__DATASET ROWS__
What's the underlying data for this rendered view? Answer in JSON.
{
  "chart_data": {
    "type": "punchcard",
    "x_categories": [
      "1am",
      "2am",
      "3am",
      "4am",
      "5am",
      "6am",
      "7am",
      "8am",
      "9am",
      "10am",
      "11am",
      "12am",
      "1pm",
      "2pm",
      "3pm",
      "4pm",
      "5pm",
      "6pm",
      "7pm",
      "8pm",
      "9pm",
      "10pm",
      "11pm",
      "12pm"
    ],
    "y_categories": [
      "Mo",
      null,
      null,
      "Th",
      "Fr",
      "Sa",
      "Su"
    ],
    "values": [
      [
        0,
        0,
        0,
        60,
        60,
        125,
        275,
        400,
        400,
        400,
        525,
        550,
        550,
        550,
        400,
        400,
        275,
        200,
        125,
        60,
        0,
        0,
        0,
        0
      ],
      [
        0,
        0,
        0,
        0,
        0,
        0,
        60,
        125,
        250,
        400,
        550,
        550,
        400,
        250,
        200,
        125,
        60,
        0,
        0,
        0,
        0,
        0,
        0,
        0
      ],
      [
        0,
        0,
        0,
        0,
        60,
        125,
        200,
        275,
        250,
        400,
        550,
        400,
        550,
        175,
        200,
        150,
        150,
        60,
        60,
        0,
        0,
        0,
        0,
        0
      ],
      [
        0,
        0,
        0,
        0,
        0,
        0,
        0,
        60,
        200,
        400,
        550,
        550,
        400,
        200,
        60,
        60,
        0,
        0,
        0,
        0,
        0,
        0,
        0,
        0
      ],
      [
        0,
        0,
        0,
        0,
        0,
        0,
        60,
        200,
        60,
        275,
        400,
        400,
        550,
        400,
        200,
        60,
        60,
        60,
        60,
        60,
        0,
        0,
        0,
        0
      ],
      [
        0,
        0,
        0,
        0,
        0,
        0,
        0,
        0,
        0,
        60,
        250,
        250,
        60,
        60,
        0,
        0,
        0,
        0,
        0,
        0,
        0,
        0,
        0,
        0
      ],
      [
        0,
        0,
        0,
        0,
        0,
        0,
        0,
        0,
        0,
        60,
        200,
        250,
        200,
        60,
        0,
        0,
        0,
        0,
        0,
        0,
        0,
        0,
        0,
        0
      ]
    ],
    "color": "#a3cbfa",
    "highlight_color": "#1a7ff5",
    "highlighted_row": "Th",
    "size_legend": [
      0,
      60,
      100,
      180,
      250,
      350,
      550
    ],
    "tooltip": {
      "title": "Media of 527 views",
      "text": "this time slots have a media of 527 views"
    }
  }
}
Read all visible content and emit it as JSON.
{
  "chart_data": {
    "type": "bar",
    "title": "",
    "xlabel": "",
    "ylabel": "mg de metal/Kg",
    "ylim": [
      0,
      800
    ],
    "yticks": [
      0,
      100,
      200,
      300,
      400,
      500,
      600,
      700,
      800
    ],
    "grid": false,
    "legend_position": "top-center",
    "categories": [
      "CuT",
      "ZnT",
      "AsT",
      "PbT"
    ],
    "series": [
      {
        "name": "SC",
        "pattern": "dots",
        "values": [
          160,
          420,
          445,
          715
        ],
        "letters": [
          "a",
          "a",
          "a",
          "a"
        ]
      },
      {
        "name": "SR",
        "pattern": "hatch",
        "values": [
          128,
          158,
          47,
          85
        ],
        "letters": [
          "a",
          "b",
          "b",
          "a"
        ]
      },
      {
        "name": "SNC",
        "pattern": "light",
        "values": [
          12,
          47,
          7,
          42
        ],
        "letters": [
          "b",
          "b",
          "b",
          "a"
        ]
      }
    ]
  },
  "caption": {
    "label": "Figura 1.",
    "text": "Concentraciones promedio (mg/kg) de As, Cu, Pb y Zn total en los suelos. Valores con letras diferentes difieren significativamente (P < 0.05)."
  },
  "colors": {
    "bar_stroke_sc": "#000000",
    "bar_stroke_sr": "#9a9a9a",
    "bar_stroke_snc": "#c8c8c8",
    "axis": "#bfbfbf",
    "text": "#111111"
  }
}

__TO BE DONE__
Copy every record exactly as presented.

__IN RESPONSE__
What's the underlying data for this rendered view? Answer in JSON.
{
  "chart_data": {
    "type": "punchcard",
    "x_categories": [
      "1am",
      "2am",
      "3am",
      "4am",
      "5am",
      "6am",
      "7am",
      "8am",
      "9am",
      "10am",
      "11am",
      "12am",
      "1pm",
      "2pm",
      "3pm",
      "4pm",
      "5pm",
      "6pm",
      "7pm",
      "8pm",
      "9pm",
      "10pm",
      "11pm",
      "12pm"
    ],
    "y_categories": [
      "Mo",
      null,
      null,
      "Th",
      "Fr",
      "Sa",
      "Su"
    ],
    "values": [
      [
        0,
        0,
        0,
        60,
        60,
        125,
        275,
        400,
        400,
        400,
        525,
        550,
        550,
        550,
        400,
        400,
        275,
        200,
        125,
        60,
        0,
        0,
        0,
        0
      ],
      [
        0,
        0,
        0,
        0,
        0,
        0,
        60,
        125,
        250,
        400,
        550,
        550,
        400,
        250,
        200,
        125,
        60,
        0,
        0,
        0,
        0,
        0,
        0,
        0
      ],
      [
        0,
        0,
        0,
        0,
        60,
        125,
        200,
        275,
        250,
        400,
        550,
        400,
        550,
        175,
        200,
        150,
        150,
        60,
        60,
        0,
        0,
        0,
        0,
        0
      ],
      [
        0,
        0,
        0,
        0,
        0,
        0,
        0,
        60,
        200,
        400,
        550,
        550,
        400,
        200,
        60,
        60,
        0,
        0,
        0,
        0,
        0,
        0,
        0,
        0
      ],
      [
        0,
        0,
        0,
        0,
        0,
        0,
        60,
        200,
        60,
        275,
        400,
        400,
        550,
        400,
        200,
        60,
        60,
        60,
        60,
        60,
        0,
        0,
        0,
        0
      ],
      [
        0,
        0,
        0,
        0,
        0,
        0,
        0,
        0,
        0,
        60,
        250,
        250,
        60,
        60,
        0,
        0,
        0,
        0,
        0,
        0,
        0,
        0,
        0,
        0
      ],
      [
        0,
        0,
        0,
        0,
        0,
        0,
        0,
        0,
        0,
        60,
        200,
        250,
        200,
        60,
        0,
        0,
        0,
        0,
        0,
        0,
        0,
        0,
        0,
        0
      ]
    ],
    "color": "#a3cbfa",
    "highlight_color": "#1a7ff5",
    "highlighted_row": "Th",
    "size_legend": [
      0,
      60,
      100,
      180,
      250,
      350,
      550
    ],
    "tooltip": {
      "title": "Media of 527 views",
      "text": "this time slots have a media of 527 views"
    }
  }
}
Read all visible content and emit it as JSON.
{
  "chart_data": {
    "type": "bar",
    "title": "",
    "xlabel": "",
    "ylabel": "mg de metal/Kg",
    "ylim": [
      0,
      800
    ],
    "yticks": [
      0,
      100,
      200,
      300,
      400,
      500,
      600,
      700,
      800
    ],
    "grid": false,
    "legend_position": "top-center",
    "categories": [
      "CuT",
      "ZnT",
      "AsT",
      "PbT"
    ],
    "series": [
      {
        "name": "SC",
        "pattern": "dots",
        "values": [
          160,
          420,
          445,
          715
        ],
        "letters": [
          "a",
          "a",
          "a",
          "a"
        ]
      },
      {
        "name": "SR",
        "pattern": "hatch",
        "values": [
          128,
          158,
          47,
          85
        ],
        "letters": [
          "a",
          "b",
          "b",
          "a"
        ]
      },
      {
        "name": "SNC",
        "pattern": "light",
        "values": [
          12,
          47,
          7,
          42
        ],
        "letters": [
          "b",
          "b",
          "b",
          "a"
        ]
      }
    ]
  },
  "caption": {
    "label": "Figura 1.",
    "text": "Concentraciones promedio (mg/kg) de As, Cu, Pb y Zn total en los suelos. Valores con letras diferentes difieren significativamente (P < 0.05)."
  },
  "colors": {
    "bar_stroke_sc": "#000000",
    "bar_stroke_sr": "#9a9a9a",
    "bar_stroke_snc": "#c8c8c8",
    "axis": "#bfbfbf",
    "text": "#111111"
  }
}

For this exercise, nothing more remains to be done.